_Given request_
Count how many lines include "median" and answer with that number only.

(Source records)
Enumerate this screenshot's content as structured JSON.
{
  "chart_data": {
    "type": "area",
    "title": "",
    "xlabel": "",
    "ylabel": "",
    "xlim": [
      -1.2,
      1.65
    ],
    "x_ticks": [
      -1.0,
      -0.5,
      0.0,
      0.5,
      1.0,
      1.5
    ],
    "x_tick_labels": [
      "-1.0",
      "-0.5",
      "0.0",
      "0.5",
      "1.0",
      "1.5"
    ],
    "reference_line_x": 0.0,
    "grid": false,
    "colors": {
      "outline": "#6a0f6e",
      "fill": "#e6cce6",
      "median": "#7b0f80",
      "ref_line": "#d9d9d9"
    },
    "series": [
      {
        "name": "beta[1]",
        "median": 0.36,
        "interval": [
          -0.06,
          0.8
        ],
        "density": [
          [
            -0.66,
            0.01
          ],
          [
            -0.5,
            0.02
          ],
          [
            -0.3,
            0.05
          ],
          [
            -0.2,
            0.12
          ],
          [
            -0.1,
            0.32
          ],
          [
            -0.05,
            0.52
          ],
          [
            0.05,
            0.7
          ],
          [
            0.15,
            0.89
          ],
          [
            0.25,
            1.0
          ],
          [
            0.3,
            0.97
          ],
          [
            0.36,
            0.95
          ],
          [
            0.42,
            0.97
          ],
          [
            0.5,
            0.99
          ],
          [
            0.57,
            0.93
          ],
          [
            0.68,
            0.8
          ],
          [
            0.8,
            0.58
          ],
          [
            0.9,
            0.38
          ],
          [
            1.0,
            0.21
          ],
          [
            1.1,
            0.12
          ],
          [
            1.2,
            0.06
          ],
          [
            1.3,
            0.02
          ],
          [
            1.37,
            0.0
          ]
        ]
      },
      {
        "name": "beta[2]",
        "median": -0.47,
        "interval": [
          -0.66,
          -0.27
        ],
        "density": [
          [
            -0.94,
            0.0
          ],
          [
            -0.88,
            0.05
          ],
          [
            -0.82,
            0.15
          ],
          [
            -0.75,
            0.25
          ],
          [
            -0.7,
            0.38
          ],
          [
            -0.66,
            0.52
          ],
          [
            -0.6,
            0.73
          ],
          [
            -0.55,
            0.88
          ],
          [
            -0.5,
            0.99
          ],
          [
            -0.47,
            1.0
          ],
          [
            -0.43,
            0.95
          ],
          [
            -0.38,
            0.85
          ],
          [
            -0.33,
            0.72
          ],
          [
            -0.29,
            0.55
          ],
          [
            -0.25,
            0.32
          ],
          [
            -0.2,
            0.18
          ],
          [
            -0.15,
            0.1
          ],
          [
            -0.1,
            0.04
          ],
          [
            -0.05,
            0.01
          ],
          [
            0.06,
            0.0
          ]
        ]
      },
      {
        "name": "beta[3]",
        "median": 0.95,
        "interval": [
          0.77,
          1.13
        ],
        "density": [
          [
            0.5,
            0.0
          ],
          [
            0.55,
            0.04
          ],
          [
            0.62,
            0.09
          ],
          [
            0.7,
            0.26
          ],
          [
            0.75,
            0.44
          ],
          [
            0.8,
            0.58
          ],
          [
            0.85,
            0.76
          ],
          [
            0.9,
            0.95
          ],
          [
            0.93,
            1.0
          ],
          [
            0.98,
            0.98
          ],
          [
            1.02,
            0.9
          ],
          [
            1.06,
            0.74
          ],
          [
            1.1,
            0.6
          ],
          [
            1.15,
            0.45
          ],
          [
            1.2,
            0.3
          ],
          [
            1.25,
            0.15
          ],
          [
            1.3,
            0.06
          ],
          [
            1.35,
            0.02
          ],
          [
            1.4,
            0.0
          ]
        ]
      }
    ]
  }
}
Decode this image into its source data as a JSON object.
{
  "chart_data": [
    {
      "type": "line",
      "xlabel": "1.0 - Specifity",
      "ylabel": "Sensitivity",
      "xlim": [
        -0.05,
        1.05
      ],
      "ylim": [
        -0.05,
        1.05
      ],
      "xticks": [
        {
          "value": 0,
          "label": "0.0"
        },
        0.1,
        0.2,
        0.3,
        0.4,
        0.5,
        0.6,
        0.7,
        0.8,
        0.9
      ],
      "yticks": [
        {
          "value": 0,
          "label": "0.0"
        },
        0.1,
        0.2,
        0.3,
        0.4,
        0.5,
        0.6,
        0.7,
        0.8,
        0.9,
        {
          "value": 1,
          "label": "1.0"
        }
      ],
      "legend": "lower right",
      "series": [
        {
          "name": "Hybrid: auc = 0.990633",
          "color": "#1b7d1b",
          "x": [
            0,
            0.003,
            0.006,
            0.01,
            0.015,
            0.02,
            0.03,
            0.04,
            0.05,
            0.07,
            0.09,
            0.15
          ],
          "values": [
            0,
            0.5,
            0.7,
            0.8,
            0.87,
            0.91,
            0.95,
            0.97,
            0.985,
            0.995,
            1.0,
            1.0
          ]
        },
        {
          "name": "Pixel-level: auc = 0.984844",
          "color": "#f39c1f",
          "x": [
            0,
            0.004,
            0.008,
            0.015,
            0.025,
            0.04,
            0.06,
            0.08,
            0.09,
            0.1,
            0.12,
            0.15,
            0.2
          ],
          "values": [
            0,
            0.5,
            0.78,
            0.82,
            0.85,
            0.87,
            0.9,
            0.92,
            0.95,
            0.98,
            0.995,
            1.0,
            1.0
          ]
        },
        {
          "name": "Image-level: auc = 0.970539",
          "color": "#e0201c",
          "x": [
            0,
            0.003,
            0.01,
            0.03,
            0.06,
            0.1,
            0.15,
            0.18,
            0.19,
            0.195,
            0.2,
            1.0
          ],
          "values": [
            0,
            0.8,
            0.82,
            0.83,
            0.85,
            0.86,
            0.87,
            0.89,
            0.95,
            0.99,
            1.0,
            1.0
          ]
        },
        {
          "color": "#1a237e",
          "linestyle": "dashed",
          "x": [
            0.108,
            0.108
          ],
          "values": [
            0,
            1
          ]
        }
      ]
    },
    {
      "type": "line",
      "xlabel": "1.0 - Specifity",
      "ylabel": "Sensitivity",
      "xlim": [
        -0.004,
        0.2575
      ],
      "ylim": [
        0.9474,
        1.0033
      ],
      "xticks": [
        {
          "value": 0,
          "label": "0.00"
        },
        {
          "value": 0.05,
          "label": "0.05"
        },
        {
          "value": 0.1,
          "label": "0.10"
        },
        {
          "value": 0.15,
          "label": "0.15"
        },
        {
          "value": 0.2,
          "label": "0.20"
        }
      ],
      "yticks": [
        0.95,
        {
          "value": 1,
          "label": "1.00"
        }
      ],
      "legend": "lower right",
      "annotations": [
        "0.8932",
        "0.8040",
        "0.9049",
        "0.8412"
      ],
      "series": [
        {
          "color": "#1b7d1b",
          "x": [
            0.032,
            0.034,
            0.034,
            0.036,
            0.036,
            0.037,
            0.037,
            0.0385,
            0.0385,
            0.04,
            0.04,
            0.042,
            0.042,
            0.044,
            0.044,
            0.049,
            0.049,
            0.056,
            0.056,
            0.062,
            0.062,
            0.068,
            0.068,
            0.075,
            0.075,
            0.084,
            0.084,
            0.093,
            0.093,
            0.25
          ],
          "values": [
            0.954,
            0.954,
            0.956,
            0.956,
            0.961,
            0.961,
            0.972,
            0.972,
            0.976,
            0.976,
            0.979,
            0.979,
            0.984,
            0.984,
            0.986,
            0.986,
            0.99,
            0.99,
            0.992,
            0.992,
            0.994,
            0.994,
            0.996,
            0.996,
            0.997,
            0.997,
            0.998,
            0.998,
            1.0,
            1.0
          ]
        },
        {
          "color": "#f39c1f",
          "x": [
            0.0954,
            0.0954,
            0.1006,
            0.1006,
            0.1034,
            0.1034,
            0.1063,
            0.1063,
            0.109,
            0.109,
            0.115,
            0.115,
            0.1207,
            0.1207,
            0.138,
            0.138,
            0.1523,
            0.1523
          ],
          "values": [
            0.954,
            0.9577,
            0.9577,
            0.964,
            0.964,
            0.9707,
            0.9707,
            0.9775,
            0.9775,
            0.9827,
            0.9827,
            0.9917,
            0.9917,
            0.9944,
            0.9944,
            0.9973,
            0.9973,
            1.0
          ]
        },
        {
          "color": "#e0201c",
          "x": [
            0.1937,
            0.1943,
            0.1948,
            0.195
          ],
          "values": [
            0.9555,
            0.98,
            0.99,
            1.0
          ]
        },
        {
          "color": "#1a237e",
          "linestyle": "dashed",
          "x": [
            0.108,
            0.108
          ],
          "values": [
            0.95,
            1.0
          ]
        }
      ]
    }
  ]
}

_Finished exercise_
4